------ Material for the task ------

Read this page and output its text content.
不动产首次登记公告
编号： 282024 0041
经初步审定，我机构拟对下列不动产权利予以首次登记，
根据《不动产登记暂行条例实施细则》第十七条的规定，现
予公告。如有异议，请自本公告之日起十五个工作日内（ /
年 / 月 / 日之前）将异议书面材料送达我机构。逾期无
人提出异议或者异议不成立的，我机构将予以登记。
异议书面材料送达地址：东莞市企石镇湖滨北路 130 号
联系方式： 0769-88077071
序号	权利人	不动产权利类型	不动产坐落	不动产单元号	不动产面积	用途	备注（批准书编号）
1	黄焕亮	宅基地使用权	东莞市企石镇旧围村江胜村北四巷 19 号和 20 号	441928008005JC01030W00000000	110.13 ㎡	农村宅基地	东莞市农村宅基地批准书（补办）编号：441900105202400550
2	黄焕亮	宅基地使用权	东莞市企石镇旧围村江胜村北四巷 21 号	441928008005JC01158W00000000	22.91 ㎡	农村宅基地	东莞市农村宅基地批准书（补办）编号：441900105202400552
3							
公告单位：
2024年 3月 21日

------
------ Material for the task ------

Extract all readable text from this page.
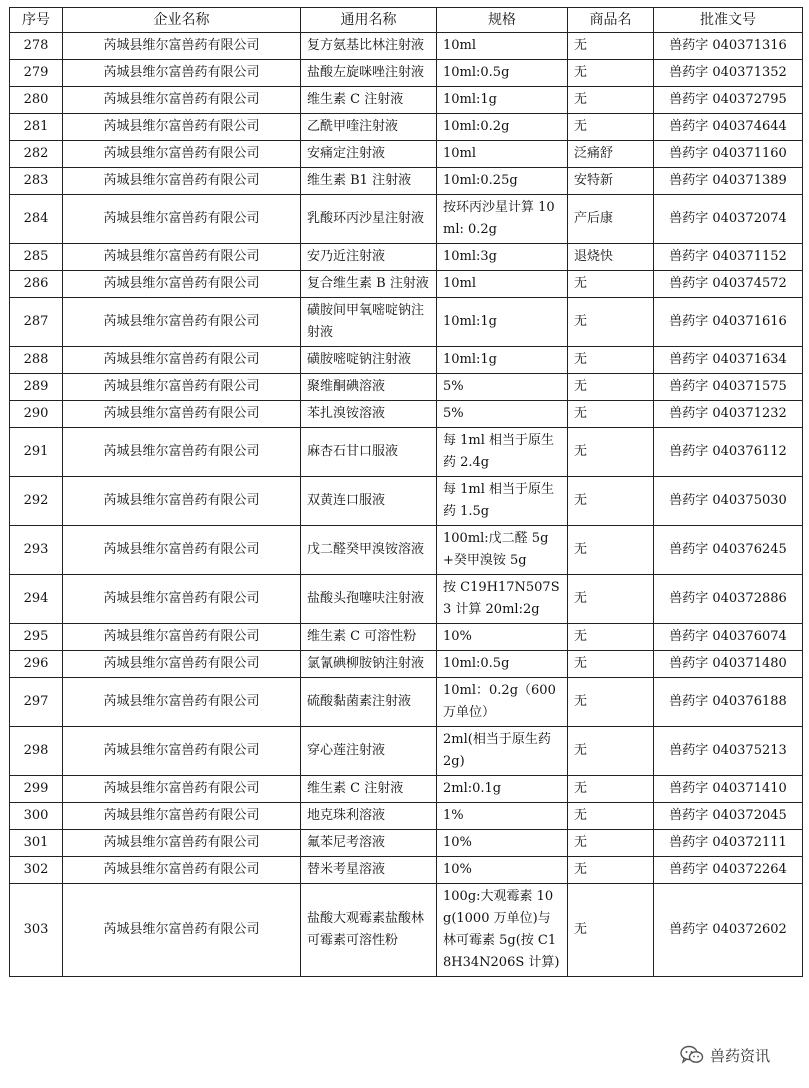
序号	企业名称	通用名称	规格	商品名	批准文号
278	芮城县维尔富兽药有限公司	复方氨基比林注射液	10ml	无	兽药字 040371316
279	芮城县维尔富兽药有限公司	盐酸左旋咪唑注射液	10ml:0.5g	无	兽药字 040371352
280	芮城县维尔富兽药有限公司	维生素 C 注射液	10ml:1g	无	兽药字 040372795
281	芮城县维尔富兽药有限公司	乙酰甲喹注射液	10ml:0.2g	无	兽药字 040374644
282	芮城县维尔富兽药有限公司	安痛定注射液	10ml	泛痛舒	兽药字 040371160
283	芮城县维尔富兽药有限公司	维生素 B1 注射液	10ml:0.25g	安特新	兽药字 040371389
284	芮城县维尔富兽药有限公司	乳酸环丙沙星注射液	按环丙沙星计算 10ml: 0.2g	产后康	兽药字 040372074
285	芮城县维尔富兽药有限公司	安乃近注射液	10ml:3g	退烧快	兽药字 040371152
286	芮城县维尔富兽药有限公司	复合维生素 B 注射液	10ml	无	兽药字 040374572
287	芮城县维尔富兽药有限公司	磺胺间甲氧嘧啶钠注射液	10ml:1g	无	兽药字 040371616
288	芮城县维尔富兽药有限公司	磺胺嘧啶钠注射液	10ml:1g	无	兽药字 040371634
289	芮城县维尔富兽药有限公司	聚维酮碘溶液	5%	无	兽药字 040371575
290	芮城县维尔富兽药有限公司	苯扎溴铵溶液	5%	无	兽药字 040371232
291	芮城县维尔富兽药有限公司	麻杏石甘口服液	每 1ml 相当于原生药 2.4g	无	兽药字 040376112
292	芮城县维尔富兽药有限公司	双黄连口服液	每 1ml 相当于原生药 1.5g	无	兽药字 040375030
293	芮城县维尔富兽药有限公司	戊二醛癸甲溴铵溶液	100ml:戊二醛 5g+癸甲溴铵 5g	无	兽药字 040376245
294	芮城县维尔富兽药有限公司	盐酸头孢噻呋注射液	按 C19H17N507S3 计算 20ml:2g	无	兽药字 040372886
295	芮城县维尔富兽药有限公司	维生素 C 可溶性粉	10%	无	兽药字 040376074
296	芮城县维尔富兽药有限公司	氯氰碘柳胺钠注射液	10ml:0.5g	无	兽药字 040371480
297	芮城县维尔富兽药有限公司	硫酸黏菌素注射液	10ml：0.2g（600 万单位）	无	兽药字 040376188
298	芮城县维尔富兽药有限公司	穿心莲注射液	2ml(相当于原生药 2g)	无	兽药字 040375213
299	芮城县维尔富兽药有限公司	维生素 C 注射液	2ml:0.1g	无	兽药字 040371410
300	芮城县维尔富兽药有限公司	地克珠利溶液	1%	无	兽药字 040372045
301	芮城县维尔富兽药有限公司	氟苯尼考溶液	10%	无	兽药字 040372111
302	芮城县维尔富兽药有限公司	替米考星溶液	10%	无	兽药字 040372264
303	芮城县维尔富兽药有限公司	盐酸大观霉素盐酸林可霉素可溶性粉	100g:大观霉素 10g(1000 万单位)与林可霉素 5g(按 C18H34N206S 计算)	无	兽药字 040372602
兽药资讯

------

▶ _What to do_: Locate the lines above that contain "相当于原生药" and copy them.

▶ _Finished exercise_:
291	芮城县维尔富兽药有限公司	麻杏石甘口服液	每 1ml 相当于原生药 2.4g	无	兽药字 040376112
292	芮城县维尔富兽药有限公司	双黄连口服液	每 1ml 相当于原生药 1.5g	无	兽药字 040375030
298	芮城县维尔富兽药有限公司	穿心莲注射液	2ml(相当于原生药 2g)	无	兽药字 040375213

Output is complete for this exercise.